*Data listing:*
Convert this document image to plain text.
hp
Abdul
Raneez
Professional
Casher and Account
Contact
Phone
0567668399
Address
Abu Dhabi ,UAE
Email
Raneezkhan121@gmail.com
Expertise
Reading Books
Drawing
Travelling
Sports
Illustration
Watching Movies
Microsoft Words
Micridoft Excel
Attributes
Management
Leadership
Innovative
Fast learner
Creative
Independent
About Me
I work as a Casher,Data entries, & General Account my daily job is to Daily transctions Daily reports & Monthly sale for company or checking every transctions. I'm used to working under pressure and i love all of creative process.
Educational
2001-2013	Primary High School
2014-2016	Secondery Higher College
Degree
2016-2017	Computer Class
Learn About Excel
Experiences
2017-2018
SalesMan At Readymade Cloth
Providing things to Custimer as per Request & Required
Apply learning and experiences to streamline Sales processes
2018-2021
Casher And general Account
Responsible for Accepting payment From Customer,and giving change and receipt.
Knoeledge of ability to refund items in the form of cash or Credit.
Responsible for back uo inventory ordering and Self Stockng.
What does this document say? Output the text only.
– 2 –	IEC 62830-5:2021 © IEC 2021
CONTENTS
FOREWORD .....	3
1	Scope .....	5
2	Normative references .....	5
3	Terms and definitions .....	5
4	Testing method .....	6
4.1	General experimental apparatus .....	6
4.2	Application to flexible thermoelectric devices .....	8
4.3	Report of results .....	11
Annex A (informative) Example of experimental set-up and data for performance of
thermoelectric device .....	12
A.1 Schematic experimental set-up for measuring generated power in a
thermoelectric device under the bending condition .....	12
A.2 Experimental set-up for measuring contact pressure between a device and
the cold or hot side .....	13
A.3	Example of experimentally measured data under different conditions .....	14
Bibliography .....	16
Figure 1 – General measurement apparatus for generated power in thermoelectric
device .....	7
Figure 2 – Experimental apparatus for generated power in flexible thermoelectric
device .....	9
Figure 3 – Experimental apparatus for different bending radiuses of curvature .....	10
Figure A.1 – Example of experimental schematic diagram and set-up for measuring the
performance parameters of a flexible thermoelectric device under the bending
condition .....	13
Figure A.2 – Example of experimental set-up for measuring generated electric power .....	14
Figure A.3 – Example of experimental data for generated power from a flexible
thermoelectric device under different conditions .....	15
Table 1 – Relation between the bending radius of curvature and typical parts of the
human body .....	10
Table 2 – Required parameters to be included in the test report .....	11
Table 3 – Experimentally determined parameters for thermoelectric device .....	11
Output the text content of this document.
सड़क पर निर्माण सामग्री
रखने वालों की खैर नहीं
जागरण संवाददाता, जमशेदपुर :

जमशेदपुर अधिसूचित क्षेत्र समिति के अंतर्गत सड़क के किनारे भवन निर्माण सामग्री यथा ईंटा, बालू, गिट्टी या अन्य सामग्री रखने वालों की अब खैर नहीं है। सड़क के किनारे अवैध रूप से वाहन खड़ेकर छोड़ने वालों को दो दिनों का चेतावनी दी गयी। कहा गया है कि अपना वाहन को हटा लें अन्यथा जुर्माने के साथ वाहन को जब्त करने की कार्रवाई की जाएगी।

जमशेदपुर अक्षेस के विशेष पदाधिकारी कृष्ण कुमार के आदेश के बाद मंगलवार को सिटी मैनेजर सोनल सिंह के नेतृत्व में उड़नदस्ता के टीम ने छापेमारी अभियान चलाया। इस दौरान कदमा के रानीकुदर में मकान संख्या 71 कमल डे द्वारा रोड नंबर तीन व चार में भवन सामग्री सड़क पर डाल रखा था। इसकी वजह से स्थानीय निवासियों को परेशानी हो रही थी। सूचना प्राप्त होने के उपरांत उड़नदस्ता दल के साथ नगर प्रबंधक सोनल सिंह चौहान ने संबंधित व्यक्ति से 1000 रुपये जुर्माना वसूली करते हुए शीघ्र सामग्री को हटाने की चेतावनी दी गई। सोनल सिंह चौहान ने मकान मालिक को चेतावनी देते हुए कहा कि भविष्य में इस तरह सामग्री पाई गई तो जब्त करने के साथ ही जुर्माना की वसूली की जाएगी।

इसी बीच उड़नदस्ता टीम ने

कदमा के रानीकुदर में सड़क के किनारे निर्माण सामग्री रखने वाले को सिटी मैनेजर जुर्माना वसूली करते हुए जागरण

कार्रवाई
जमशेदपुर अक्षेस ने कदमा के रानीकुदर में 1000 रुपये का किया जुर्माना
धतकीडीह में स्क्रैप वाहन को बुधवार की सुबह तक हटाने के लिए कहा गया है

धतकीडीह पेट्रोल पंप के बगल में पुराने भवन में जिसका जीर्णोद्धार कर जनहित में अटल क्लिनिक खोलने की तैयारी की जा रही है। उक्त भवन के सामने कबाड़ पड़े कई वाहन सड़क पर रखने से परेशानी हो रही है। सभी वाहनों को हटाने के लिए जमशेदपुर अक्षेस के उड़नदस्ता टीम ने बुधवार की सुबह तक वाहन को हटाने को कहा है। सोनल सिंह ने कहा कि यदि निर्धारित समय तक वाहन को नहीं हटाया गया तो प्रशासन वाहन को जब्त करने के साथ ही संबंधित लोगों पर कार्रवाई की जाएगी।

*Problem to work on:*
State only how many lines in the material include "Table".

*Final answer:*
3